### What this task involves
Render the records, from their first line through the line containing "- node 2 junction dot: [362, 426, 369, 433]" inclusive, as a JSON list of strings with one string per line and no blank lines.

+===+

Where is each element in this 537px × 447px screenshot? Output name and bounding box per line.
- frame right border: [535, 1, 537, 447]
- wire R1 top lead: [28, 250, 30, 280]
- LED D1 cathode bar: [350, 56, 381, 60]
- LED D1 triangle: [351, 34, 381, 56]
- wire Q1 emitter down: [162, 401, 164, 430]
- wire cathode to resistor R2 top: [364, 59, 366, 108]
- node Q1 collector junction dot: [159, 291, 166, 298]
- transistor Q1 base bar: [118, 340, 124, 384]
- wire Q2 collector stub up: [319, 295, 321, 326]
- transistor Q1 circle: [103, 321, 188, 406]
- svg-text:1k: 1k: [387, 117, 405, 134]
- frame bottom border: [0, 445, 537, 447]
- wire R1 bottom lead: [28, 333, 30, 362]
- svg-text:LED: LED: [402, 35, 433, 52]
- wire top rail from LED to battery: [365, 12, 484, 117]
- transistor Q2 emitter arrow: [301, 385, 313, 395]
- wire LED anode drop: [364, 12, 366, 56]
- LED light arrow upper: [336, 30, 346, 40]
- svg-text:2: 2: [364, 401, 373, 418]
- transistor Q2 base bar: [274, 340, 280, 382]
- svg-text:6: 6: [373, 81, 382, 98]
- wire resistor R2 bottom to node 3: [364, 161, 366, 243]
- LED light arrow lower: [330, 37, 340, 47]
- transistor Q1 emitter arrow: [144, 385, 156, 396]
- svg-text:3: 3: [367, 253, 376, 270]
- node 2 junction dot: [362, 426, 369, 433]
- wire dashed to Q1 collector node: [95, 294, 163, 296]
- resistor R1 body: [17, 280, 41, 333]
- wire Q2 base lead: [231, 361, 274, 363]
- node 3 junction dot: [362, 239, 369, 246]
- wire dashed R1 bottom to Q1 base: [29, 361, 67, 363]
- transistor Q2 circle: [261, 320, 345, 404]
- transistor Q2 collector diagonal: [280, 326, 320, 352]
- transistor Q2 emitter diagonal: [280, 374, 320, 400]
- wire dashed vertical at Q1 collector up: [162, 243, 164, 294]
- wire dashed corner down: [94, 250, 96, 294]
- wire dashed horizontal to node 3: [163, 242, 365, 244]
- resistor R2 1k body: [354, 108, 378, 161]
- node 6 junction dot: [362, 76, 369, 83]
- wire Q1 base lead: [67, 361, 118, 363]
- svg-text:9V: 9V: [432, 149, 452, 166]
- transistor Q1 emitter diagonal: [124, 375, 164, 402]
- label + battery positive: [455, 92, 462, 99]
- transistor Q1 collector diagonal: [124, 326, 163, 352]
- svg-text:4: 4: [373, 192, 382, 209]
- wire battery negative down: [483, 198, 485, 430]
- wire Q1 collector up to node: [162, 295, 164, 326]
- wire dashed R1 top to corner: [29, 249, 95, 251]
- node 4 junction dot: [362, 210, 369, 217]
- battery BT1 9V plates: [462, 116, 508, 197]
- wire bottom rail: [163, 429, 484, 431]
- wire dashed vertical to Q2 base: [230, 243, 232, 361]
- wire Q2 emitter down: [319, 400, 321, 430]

+===+

### The response
[
  "Where is each element in this 537px × 447px screenshot? Output name and bounding box per line.",
  "- frame right border: [535, 1, 537, 447]",
  "- wire R1 top lead: [28, 250, 30, 280]",
  "- LED D1 cathode bar: [350, 56, 381, 60]",
  "- LED D1 triangle: [351, 34, 381, 56]",
  "- wire Q1 emitter down: [162, 401, 164, 430]",
  "- wire cathode to resistor R2 top: [364, 59, 366, 108]",
  "- node Q1 collector junction dot: [159, 291, 166, 298]",
  "- transistor Q1 base bar: [118, 340, 124, 384]",
  "- wire Q2 collector stub up: [319, 295, 321, 326]",
  "- transistor Q1 circle: [103, 321, 188, 406]",
  "- svg-text:1k: 1k: [387, 117, 405, 134]",
  "- frame bottom border: [0, 445, 537, 447]",
  "- wire R1 bottom lead: [28, 333, 30, 362]",
  "- svg-text:LED: LED: [402, 35, 433, 52]",
  "- wire top rail from LED to battery: [365, 12, 484, 117]",
  "- transistor Q2 emitter arrow: [301, 385, 313, 395]",
  "- wire LED anode drop: [364, 12, 366, 56]",
  "- LED light arrow upper: [336, 30, 346, 40]",
  "- svg-text:2: 2: [364, 401, 373, 418]",
  "- transistor Q2 base bar: [274, 340, 280, 382]",
  "- svg-text:6: 6: [373, 81, 382, 98]",
  "- wire resistor R2 bottom to node 3: [364, 161, 366, 243]",
  "- LED light arrow lower: [330, 37, 340, 47]",
  "- transistor Q1 emitter arrow: [144, 385, 156, 396]",
  "- svg-text:3: 3: [367, 253, 376, 270]",
  "- node 2 junction dot: [362, 426, 369, 433]"
]